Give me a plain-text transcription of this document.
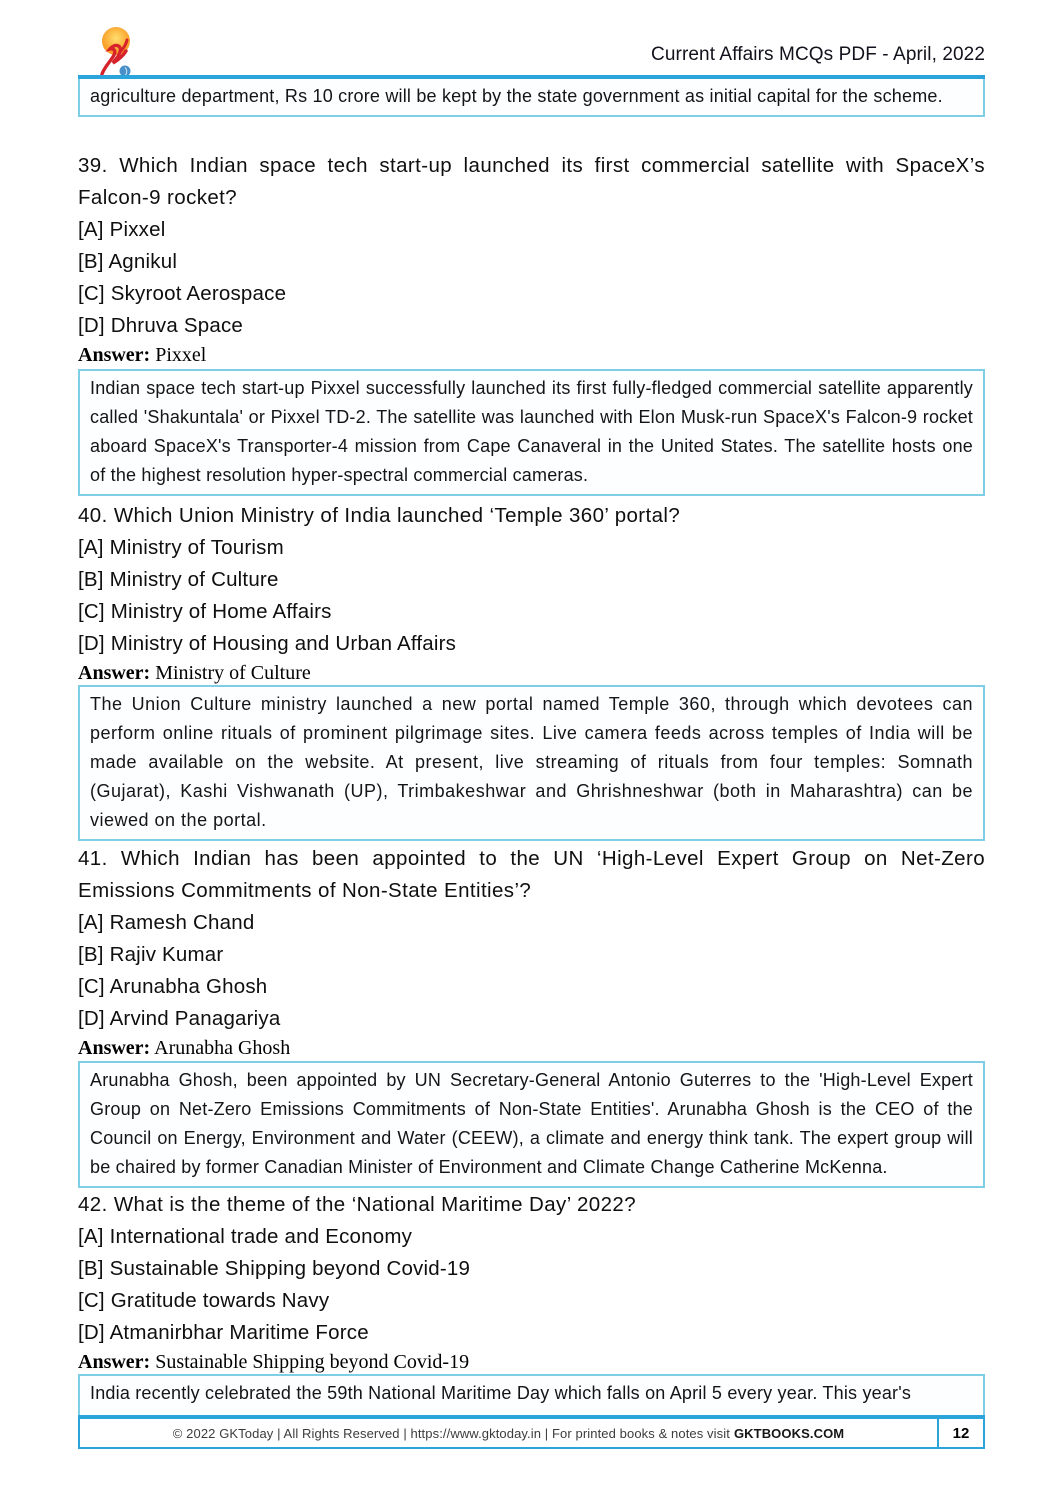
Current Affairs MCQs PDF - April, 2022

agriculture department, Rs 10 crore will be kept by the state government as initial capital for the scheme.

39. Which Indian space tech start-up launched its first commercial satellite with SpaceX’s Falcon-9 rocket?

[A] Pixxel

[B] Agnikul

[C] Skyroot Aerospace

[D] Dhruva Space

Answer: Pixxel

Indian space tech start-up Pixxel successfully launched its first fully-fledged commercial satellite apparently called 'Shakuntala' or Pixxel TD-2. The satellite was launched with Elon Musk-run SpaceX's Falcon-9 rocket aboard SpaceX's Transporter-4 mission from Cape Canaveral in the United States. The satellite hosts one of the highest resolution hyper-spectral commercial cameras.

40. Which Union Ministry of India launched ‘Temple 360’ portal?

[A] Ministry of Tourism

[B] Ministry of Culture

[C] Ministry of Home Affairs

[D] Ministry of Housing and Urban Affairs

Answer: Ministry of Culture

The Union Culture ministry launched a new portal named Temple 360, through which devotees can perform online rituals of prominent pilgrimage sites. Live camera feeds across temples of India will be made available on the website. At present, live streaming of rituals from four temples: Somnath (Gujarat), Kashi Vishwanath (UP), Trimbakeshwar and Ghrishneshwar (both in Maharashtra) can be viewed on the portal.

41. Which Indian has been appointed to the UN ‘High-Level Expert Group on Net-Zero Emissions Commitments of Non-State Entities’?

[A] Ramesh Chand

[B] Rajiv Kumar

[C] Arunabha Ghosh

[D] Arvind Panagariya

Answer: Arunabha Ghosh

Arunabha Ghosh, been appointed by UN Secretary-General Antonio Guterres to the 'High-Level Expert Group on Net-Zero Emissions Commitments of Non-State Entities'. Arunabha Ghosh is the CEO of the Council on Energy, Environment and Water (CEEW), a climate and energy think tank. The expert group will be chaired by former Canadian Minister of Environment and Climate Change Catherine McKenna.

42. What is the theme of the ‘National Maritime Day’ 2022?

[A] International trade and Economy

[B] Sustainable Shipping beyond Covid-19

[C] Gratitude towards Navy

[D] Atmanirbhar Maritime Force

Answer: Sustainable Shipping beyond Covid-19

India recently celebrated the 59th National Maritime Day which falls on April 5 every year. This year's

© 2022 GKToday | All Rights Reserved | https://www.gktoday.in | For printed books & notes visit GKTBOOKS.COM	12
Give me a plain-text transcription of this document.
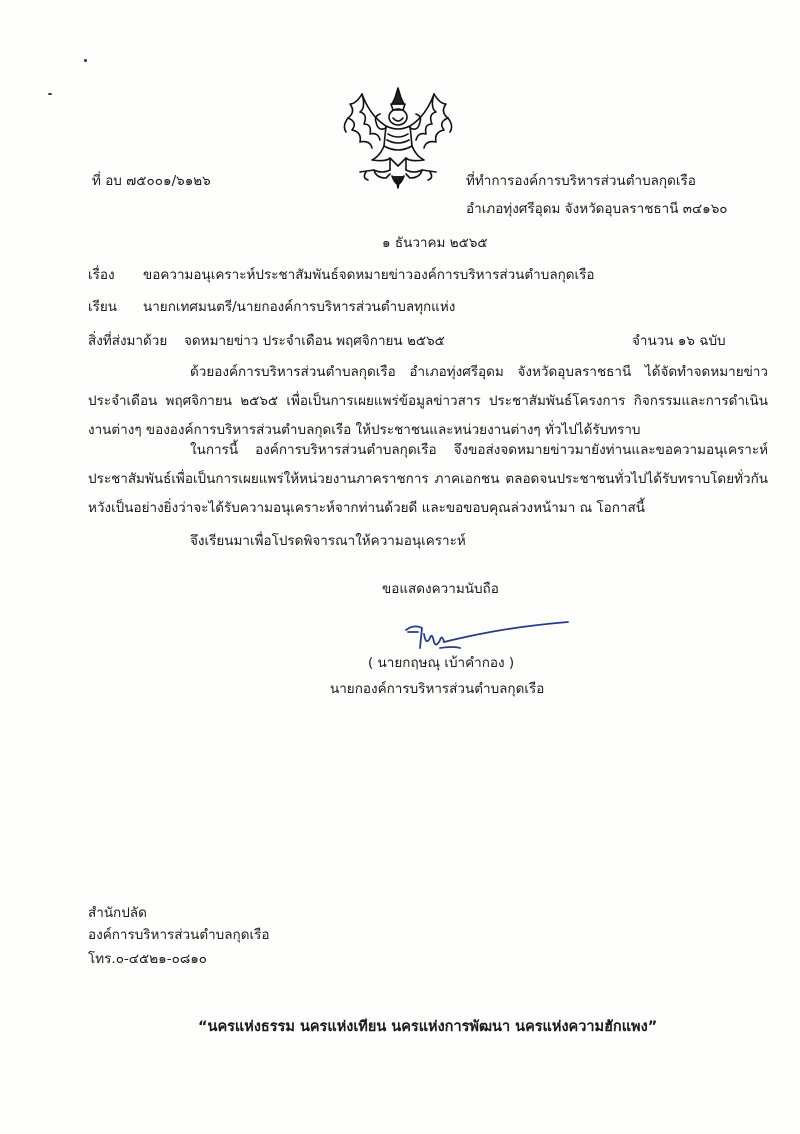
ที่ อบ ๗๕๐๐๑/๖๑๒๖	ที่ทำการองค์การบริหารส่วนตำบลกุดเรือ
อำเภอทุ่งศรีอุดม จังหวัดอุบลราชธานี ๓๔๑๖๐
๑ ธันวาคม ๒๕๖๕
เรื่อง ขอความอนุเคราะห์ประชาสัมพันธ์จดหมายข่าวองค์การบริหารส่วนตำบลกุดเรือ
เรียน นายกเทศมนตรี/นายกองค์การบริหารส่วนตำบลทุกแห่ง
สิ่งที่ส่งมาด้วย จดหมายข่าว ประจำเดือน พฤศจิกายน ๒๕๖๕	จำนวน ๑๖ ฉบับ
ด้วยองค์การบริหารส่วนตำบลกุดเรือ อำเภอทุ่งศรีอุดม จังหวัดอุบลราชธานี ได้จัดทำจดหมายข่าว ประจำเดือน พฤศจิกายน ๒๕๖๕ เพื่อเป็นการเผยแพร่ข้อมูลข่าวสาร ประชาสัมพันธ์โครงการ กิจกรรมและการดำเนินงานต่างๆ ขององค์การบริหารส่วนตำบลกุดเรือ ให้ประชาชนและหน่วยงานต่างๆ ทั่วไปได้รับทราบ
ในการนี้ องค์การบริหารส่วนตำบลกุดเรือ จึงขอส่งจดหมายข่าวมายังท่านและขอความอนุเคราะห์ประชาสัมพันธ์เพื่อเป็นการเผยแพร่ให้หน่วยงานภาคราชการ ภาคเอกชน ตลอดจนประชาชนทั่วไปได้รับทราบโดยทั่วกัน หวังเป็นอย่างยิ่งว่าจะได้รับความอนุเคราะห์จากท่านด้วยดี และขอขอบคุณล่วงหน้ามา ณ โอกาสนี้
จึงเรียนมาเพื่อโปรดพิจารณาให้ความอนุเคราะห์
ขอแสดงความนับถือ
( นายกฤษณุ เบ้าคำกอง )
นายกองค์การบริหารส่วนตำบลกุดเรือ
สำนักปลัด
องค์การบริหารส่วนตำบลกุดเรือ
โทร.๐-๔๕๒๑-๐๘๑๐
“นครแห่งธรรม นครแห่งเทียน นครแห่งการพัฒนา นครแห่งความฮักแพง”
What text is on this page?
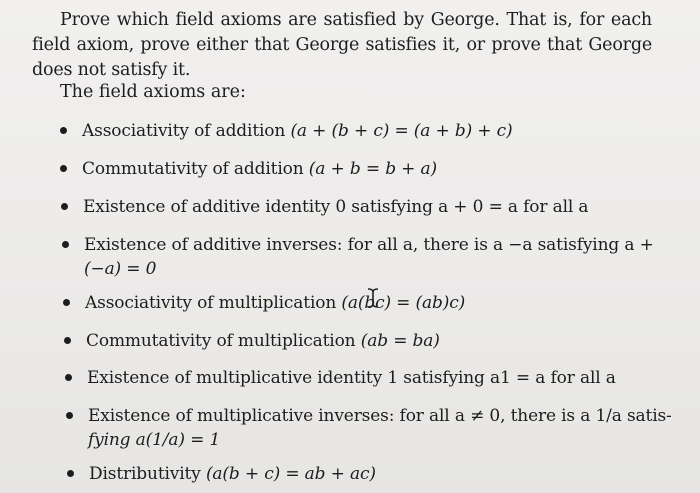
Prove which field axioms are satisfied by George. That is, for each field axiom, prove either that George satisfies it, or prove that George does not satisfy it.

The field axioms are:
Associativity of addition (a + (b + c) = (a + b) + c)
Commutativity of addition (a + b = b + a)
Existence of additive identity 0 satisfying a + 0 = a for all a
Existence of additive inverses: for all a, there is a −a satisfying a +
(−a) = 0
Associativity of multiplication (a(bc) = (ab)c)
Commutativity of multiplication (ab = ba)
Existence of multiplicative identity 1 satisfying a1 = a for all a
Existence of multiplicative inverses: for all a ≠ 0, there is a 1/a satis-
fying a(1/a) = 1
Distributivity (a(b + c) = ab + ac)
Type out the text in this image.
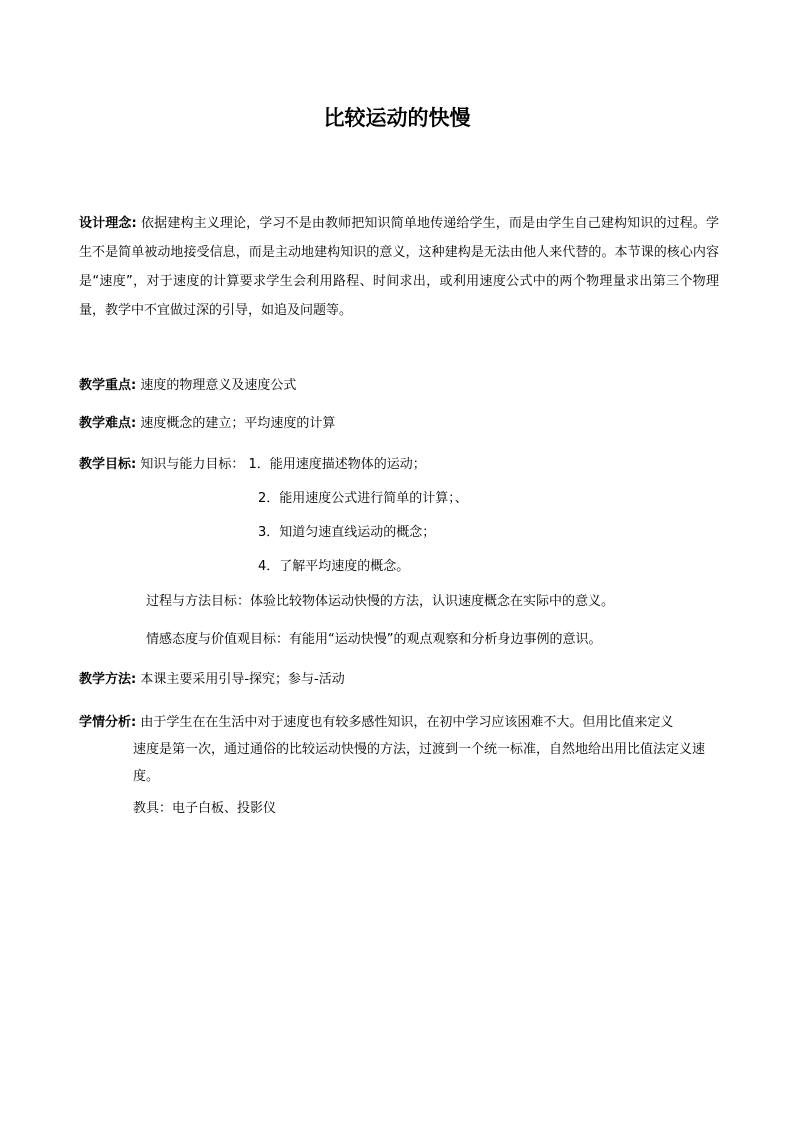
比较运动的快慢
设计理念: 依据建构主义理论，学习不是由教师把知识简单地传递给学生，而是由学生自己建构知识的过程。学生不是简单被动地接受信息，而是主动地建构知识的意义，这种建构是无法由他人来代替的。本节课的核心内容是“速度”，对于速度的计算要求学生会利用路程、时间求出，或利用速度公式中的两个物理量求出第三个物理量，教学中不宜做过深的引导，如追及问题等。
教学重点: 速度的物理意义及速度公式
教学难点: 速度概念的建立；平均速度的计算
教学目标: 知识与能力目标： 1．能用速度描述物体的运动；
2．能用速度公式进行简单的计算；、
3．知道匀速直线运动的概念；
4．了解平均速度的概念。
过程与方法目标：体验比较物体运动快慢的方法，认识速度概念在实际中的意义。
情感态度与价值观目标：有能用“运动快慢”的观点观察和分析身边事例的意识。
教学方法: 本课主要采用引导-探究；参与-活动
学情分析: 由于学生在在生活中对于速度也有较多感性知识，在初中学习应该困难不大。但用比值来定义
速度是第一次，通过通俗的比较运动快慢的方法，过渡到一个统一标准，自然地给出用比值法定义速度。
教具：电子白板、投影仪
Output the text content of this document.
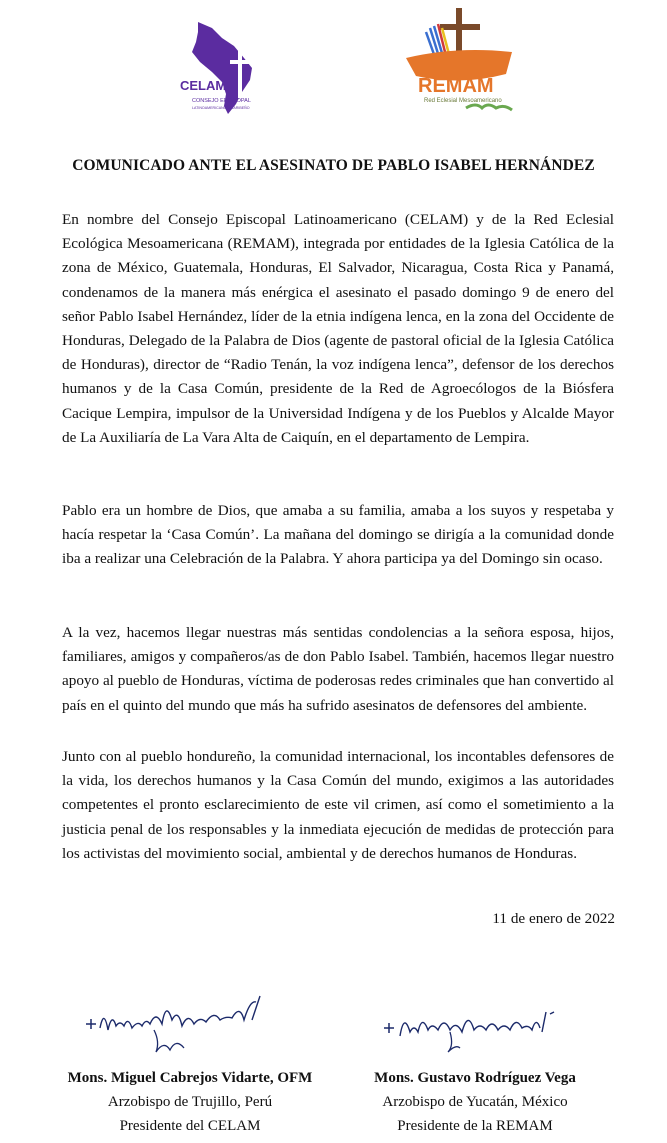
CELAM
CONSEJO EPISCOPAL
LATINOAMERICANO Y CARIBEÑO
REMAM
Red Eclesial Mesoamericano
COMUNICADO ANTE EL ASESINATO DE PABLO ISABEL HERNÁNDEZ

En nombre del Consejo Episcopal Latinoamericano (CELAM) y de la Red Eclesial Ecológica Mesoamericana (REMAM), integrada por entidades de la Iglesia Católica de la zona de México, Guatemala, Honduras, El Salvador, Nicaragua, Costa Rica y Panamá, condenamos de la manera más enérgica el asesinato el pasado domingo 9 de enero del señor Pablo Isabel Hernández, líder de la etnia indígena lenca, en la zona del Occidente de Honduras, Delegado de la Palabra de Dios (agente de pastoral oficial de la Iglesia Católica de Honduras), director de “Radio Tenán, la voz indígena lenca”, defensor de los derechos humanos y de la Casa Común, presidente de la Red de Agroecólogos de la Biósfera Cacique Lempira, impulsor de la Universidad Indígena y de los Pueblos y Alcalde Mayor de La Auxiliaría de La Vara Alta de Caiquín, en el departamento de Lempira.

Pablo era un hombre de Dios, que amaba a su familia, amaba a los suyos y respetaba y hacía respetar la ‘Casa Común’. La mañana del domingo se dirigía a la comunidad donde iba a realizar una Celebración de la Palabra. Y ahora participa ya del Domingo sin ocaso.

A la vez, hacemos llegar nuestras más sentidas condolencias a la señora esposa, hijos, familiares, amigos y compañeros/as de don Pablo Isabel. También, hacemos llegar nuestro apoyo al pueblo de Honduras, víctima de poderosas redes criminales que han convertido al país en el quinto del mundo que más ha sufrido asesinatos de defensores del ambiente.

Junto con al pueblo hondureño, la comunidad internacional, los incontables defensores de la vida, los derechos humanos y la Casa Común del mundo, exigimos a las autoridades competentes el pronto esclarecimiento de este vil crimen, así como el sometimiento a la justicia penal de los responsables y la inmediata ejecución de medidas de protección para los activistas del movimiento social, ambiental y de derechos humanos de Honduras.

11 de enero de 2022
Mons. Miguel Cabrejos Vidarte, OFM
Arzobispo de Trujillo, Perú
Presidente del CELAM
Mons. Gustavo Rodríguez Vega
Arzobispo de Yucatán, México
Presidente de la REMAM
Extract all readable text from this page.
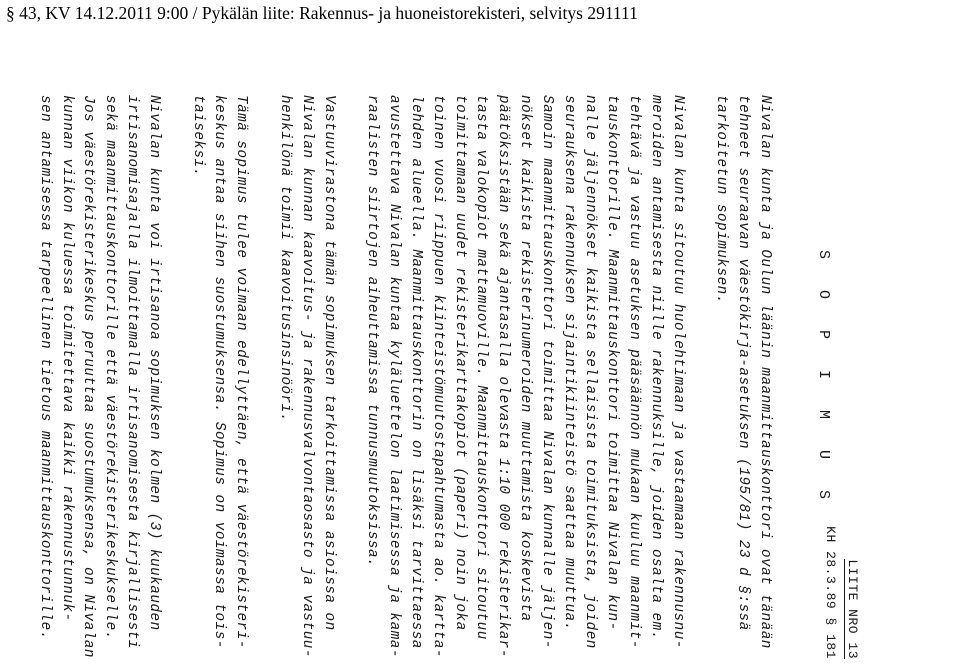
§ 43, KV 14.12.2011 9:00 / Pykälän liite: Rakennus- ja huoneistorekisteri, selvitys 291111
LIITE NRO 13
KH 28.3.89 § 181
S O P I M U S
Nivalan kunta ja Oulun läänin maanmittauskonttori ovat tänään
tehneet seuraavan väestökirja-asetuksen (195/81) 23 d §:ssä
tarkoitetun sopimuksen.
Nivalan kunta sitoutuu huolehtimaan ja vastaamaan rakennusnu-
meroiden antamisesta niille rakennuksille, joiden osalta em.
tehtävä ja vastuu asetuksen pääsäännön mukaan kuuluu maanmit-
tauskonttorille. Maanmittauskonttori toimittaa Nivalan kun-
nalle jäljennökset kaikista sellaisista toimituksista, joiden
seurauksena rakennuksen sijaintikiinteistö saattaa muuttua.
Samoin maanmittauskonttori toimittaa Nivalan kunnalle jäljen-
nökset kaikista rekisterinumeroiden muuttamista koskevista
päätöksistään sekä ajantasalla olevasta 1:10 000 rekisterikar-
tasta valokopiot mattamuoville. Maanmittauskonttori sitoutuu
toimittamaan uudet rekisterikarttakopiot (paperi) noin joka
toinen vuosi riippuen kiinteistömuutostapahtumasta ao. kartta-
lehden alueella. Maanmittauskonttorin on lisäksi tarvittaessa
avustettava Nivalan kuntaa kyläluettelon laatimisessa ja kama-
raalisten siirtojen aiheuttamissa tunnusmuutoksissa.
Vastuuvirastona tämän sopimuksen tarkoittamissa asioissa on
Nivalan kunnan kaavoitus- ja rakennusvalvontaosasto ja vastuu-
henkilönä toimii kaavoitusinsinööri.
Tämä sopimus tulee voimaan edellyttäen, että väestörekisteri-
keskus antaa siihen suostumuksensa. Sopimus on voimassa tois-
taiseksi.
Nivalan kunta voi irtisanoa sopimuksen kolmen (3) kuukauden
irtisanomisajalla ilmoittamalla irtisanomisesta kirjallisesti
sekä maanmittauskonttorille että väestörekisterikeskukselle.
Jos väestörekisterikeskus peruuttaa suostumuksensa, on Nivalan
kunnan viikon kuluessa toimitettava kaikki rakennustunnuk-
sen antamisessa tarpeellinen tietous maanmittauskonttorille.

* [WHAT THE TASK ASKS]: Looking at the data above, how many lines hold the word "kunnan"? Respond with the number alone.

* [WRITTEN SOLUTION]: 2